▶ Dataset entries:
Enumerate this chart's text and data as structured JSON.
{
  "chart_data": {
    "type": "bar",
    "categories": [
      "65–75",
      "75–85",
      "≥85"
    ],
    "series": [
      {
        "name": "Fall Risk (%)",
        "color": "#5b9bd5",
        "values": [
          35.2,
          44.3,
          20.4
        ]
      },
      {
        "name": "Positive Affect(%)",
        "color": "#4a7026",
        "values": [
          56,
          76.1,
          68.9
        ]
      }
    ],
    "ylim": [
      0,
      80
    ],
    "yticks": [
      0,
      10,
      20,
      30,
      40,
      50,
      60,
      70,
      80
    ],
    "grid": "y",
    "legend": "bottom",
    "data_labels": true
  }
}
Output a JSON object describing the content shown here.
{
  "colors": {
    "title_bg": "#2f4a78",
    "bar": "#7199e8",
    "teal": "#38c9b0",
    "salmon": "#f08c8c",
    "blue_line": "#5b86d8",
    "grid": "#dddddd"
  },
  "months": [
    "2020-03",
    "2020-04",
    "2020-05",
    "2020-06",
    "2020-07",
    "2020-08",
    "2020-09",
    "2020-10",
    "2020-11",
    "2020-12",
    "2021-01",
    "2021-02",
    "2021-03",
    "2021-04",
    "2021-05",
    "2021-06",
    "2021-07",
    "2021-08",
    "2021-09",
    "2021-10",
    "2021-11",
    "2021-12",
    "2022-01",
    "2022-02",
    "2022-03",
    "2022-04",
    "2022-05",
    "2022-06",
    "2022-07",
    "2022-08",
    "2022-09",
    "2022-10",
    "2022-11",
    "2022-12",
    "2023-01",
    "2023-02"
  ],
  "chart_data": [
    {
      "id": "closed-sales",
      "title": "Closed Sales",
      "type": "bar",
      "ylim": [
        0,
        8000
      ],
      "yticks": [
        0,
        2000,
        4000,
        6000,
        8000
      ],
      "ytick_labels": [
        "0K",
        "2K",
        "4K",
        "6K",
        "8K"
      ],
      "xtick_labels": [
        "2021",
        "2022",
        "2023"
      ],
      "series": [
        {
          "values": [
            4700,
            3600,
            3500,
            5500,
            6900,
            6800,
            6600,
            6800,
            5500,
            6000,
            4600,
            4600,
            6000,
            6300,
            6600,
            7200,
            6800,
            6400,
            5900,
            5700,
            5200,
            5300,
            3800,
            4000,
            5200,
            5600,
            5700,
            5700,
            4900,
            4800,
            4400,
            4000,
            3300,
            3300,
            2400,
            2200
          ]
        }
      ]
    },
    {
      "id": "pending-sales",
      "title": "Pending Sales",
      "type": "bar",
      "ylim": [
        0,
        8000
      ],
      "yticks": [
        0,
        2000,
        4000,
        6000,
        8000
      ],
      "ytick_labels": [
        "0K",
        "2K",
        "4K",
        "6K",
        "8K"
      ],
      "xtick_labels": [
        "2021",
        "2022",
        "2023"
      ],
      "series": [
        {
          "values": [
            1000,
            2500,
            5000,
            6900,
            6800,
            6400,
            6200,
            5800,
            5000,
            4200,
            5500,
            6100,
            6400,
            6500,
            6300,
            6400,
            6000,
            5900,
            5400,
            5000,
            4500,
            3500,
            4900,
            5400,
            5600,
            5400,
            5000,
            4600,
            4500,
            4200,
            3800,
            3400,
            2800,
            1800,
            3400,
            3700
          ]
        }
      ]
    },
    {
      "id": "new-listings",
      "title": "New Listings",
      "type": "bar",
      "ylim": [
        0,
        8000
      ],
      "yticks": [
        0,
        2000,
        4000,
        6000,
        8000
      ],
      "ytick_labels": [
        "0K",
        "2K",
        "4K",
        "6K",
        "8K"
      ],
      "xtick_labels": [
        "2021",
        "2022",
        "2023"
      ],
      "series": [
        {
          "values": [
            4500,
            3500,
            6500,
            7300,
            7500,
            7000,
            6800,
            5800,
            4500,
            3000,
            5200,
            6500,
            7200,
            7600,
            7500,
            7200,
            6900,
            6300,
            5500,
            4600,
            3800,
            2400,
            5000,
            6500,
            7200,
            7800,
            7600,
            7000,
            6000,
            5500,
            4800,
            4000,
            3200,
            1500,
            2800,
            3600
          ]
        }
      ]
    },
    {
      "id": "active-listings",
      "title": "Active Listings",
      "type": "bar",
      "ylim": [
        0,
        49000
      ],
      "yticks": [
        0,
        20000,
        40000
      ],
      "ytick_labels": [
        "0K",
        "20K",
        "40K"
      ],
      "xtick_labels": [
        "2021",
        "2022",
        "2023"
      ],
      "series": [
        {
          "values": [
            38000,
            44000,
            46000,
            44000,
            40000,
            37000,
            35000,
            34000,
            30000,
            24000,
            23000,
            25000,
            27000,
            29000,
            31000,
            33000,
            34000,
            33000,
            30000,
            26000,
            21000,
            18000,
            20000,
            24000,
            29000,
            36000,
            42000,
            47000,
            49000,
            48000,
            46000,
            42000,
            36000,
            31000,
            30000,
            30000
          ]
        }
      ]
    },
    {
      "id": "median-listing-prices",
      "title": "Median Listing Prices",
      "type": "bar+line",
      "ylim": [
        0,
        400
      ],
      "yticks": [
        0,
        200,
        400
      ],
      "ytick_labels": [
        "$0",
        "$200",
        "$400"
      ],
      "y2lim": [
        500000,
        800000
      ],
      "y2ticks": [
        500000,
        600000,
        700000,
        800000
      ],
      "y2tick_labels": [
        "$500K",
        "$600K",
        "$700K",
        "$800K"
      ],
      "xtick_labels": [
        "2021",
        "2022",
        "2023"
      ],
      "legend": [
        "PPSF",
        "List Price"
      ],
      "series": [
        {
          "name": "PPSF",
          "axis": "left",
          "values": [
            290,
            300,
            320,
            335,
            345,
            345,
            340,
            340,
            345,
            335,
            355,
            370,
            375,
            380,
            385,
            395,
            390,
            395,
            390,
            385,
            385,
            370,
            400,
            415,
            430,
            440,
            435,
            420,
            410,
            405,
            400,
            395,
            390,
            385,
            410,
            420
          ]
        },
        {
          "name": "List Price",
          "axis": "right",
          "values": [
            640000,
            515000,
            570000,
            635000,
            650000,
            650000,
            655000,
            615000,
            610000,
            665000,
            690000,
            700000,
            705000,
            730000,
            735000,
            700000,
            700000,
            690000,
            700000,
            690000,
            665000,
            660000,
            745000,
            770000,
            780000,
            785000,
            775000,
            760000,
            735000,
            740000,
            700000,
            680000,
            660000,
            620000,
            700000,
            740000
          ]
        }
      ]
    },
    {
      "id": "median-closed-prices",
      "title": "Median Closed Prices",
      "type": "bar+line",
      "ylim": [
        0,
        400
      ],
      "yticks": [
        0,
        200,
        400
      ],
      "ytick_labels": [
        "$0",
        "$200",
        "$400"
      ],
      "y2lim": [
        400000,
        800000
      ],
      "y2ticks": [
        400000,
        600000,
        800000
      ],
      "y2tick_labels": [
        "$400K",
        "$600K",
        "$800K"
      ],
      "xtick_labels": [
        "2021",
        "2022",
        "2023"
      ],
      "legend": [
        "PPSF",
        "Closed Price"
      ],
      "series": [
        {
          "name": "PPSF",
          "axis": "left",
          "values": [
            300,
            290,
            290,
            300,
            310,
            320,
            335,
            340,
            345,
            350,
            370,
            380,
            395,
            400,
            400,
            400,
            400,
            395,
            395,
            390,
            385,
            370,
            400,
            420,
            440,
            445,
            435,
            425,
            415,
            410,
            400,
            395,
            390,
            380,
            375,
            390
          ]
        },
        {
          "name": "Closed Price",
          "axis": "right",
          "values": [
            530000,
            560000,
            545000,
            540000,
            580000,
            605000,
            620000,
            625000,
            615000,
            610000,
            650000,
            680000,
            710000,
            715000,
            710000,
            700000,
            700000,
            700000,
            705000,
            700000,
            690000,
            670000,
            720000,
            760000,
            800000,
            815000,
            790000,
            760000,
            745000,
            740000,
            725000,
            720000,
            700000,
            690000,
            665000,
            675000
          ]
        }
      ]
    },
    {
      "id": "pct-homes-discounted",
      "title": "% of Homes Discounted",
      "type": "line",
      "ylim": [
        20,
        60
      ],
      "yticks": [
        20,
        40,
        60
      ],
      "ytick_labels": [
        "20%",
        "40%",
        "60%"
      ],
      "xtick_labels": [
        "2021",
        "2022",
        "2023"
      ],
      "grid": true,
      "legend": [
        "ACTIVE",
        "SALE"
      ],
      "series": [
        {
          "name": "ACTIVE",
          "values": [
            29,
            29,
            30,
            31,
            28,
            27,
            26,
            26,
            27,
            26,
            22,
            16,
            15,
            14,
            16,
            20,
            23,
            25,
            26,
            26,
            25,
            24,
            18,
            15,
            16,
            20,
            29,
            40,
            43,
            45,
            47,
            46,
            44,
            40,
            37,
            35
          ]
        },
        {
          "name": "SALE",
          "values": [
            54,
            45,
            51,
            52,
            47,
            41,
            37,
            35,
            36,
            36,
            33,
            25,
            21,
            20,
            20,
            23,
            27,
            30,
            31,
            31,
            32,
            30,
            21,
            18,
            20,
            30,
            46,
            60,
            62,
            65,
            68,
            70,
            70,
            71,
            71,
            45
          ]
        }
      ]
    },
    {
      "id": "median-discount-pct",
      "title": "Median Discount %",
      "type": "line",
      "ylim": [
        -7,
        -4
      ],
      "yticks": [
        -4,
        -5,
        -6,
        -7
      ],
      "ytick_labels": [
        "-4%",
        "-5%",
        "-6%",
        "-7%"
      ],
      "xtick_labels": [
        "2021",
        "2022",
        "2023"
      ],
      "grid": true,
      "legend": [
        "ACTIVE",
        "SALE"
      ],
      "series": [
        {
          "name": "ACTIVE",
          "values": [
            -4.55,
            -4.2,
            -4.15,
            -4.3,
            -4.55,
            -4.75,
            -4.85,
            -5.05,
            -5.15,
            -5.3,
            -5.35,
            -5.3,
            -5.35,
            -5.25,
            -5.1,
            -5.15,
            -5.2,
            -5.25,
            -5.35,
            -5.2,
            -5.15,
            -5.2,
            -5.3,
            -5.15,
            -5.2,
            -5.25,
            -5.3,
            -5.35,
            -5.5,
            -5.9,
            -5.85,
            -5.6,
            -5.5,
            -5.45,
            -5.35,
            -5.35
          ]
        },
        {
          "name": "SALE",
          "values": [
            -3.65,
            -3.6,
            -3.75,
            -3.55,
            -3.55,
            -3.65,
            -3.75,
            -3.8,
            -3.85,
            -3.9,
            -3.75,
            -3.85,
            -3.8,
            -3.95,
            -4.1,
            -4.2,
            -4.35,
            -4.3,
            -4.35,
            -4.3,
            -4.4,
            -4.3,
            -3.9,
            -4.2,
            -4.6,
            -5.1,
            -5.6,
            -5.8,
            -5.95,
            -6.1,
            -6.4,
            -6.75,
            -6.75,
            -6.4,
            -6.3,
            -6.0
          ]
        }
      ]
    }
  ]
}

▶ Written exercise:
Pull out and copy each line containing the string "JSON".

▶ Task solution:
Enumerate this chart's text and data as structured JSON.
Output a JSON object describing the content shown here.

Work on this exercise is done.